_Input data_

┏━━

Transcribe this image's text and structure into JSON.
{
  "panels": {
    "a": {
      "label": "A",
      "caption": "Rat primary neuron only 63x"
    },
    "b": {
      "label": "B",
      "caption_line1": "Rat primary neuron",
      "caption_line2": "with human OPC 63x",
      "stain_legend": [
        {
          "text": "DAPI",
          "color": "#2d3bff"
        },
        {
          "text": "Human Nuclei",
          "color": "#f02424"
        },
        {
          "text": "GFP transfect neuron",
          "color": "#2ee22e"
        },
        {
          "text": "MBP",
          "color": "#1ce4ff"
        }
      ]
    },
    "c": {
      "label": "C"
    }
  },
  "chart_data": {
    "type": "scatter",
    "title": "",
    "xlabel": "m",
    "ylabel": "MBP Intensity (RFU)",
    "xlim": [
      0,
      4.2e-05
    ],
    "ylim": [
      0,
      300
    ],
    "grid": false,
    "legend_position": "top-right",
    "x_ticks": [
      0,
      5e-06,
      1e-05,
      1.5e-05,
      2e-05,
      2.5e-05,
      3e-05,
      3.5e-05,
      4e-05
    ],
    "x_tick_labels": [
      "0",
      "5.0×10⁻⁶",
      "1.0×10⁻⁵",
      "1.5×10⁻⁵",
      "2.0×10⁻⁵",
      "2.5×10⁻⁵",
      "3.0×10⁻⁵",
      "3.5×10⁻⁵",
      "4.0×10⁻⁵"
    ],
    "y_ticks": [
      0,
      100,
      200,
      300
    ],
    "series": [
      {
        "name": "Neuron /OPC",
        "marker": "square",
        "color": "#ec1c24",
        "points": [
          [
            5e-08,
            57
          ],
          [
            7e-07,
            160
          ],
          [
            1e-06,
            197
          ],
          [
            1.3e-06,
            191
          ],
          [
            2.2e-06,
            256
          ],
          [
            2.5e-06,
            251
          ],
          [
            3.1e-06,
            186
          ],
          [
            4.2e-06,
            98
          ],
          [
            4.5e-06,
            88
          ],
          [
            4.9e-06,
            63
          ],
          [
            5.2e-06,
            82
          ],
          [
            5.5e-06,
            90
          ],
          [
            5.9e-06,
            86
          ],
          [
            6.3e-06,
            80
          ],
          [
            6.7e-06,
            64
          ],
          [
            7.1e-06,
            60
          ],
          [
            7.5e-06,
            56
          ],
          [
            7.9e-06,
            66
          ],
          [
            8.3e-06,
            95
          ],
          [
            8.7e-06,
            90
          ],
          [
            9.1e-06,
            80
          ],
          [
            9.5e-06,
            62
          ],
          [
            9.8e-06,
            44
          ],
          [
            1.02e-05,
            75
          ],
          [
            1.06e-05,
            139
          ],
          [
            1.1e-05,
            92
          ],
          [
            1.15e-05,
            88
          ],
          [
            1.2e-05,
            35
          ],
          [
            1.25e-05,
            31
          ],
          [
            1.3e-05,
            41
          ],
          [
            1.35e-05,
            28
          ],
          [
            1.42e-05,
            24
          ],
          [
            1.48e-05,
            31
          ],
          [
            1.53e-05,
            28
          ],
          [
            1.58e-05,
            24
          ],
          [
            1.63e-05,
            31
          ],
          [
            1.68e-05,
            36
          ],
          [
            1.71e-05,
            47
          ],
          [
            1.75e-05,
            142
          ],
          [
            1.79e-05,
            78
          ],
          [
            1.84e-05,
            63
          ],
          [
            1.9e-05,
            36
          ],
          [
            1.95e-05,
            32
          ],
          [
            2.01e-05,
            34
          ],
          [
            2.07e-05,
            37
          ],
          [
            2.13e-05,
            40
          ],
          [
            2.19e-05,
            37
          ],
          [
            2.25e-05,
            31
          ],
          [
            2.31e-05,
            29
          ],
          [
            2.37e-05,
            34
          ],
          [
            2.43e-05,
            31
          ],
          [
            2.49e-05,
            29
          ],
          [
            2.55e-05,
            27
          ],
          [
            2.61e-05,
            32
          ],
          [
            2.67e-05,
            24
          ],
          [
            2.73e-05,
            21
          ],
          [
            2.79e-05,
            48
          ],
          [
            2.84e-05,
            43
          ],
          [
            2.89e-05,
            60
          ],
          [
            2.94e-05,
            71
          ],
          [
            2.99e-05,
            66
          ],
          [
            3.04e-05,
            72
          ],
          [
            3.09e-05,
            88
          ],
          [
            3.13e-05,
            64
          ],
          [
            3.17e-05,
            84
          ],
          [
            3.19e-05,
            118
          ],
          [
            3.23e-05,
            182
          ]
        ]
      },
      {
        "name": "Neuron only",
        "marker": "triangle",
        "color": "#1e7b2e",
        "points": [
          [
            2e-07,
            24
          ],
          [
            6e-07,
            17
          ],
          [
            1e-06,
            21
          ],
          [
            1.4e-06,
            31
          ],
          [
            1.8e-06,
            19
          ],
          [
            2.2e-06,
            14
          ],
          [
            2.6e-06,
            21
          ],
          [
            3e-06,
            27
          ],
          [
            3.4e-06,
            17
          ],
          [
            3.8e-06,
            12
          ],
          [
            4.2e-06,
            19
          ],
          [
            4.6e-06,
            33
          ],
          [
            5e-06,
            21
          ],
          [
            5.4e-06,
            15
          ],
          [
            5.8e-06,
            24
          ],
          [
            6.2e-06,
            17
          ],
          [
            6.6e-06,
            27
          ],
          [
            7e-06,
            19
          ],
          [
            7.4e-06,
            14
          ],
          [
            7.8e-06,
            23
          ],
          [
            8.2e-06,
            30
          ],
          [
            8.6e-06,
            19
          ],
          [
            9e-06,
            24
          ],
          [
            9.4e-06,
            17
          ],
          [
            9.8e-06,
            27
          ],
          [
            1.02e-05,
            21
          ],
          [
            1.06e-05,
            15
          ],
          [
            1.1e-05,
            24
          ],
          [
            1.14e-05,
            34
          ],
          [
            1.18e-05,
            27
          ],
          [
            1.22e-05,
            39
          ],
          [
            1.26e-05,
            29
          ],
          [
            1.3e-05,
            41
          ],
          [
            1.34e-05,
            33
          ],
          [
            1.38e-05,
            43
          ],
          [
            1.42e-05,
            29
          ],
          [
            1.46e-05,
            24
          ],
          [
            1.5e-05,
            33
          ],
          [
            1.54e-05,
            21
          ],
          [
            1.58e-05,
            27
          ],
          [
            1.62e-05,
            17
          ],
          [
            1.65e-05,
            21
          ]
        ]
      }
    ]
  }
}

┗━━

Nothing may be left out: return each entry exactly as it reads.

Transcribe this image's text and structure into JSON.
{
  "panels": {
    "a": {
      "label": "A",
      "caption": "Rat primary neuron only 63x"
    },
    "b": {
      "label": "B",
      "caption_line1": "Rat primary neuron",
      "caption_line2": "with human OPC 63x",
      "stain_legend": [
        {
          "text": "DAPI",
          "color": "#2d3bff"
        },
        {
          "text": "Human Nuclei",
          "color": "#f02424"
        },
        {
          "text": "GFP transfect neuron",
          "color": "#2ee22e"
        },
        {
          "text": "MBP",
          "color": "#1ce4ff"
        }
      ]
    },
    "c": {
      "label": "C"
    }
  },
  "chart_data": {
    "type": "scatter",
    "title": "",
    "xlabel": "m",
    "ylabel": "MBP Intensity (RFU)",
    "xlim": [
      0,
      4.2e-05
    ],
    "ylim": [
      0,
      300
    ],
    "grid": false,
    "legend_position": "top-right",
    "x_ticks": [
      0,
      5e-06,
      1e-05,
      1.5e-05,
      2e-05,
      2.5e-05,
      3e-05,
      3.5e-05,
      4e-05
    ],
    "x_tick_labels": [
      "0",
      "5.0×10⁻⁶",
      "1.0×10⁻⁵",
      "1.5×10⁻⁵",
      "2.0×10⁻⁵",
      "2.5×10⁻⁵",
      "3.0×10⁻⁵",
      "3.5×10⁻⁵",
      "4.0×10⁻⁵"
    ],
    "y_ticks": [
      0,
      100,
      200,
      300
    ],
    "series": [
      {
        "name": "Neuron /OPC",
        "marker": "square",
        "color": "#ec1c24",
        "points": [
          [
            5e-08,
            57
          ],
          [
            7e-07,
            160
          ],
          [
            1e-06,
            197
          ],
          [
            1.3e-06,
            191
          ],
          [
            2.2e-06,
            256
          ],
          [
            2.5e-06,
            251
          ],
          [
            3.1e-06,
            186
          ],
          [
            4.2e-06,
            98
          ],
          [
            4.5e-06,
            88
          ],
          [
            4.9e-06,
            63
          ],
          [
            5.2e-06,
            82
          ],
          [
            5.5e-06,
            90
          ],
          [
            5.9e-06,
            86
          ],
          [
            6.3e-06,
            80
          ],
          [
            6.7e-06,
            64
          ],
          [
            7.1e-06,
            60
          ],
          [
            7.5e-06,
            56
          ],
          [
            7.9e-06,
            66
          ],
          [
            8.3e-06,
            95
          ],
          [
            8.7e-06,
            90
          ],
          [
            9.1e-06,
            80
          ],
          [
            9.5e-06,
            62
          ],
          [
            9.8e-06,
            44
          ],
          [
            1.02e-05,
            75
          ],
          [
            1.06e-05,
            139
          ],
          [
            1.1e-05,
            92
          ],
          [
            1.15e-05,
            88
          ],
          [
            1.2e-05,
            35
          ],
          [
            1.25e-05,
            31
          ],
          [
            1.3e-05,
            41
          ],
          [
            1.35e-05,
            28
          ],
          [
            1.42e-05,
            24
          ],
          [
            1.48e-05,
            31
          ],
          [
            1.53e-05,
            28
          ],
          [
            1.58e-05,
            24
          ],
          [
            1.63e-05,
            31
          ],
          [
            1.68e-05,
            36
          ],
          [
            1.71e-05,
            47
          ],
          [
            1.75e-05,
            142
          ],
          [
            1.79e-05,
            78
          ],
          [
            1.84e-05,
            63
          ],
          [
            1.9e-05,
            36
          ],
          [
            1.95e-05,
            32
          ],
          [
            2.01e-05,
            34
          ],
          [
            2.07e-05,
            37
          ],
          [
            2.13e-05,
            40
          ],
          [
            2.19e-05,
            37
          ],
          [
            2.25e-05,
            31
          ],
          [
            2.31e-05,
            29
          ],
          [
            2.37e-05,
            34
          ],
          [
            2.43e-05,
            31
          ],
          [
            2.49e-05,
            29
          ],
          [
            2.55e-05,
            27
          ],
          [
            2.61e-05,
            32
          ],
          [
            2.67e-05,
            24
          ],
          [
            2.73e-05,
            21
          ],
          [
            2.79e-05,
            48
          ],
          [
            2.84e-05,
            43
          ],
          [
            2.89e-05,
            60
          ],
          [
            2.94e-05,
            71
          ],
          [
            2.99e-05,
            66
          ],
          [
            3.04e-05,
            72
          ],
          [
            3.09e-05,
            88
          ],
          [
            3.13e-05,
            64
          ],
          [
            3.17e-05,
            84
          ],
          [
            3.19e-05,
            118
          ],
          [
            3.23e-05,
            182
          ]
        ]
      },
      {
        "name": "Neuron only",
        "marker": "triangle",
        "color": "#1e7b2e",
        "points": [
          [
            2e-07,
            24
          ],
          [
            6e-07,
            17
          ],
          [
            1e-06,
            21
          ],
          [
            1.4e-06,
            31
          ],
          [
            1.8e-06,
            19
          ],
          [
            2.2e-06,
            14
          ],
          [
            2.6e-06,
            21
          ],
          [
            3e-06,
            27
          ],
          [
            3.4e-06,
            17
          ],
          [
            3.8e-06,
            12
          ],
          [
            4.2e-06,
            19
          ],
          [
            4.6e-06,
            33
          ],
          [
            5e-06,
            21
          ],
          [
            5.4e-06,
            15
          ],
          [
            5.8e-06,
            24
          ],
          [
            6.2e-06,
            17
          ],
          [
            6.6e-06,
            27
          ],
          [
            7e-06,
            19
          ],
          [
            7.4e-06,
            14
          ],
          [
            7.8e-06,
            23
          ],
          [
            8.2e-06,
            30
          ],
          [
            8.6e-06,
            19
          ],
          [
            9e-06,
            24
          ],
          [
            9.4e-06,
            17
          ],
          [
            9.8e-06,
            27
          ],
          [
            1.02e-05,
            21
          ],
          [
            1.06e-05,
            15
          ],
          [
            1.1e-05,
            24
          ],
          [
            1.14e-05,
            34
          ],
          [
            1.18e-05,
            27
          ],
          [
            1.22e-05,
            39
          ],
          [
            1.26e-05,
            29
          ],
          [
            1.3e-05,
            41
          ],
          [
            1.34e-05,
            33
          ],
          [
            1.38e-05,
            43
          ],
          [
            1.42e-05,
            29
          ],
          [
            1.46e-05,
            24
          ],
          [
            1.5e-05,
            33
          ],
          [
            1.54e-05,
            21
          ],
          [
            1.58e-05,
            27
          ],
          [
            1.62e-05,
            17
          ],
          [
            1.65e-05,
            21
          ]
        ]
      }
    ]
  }
}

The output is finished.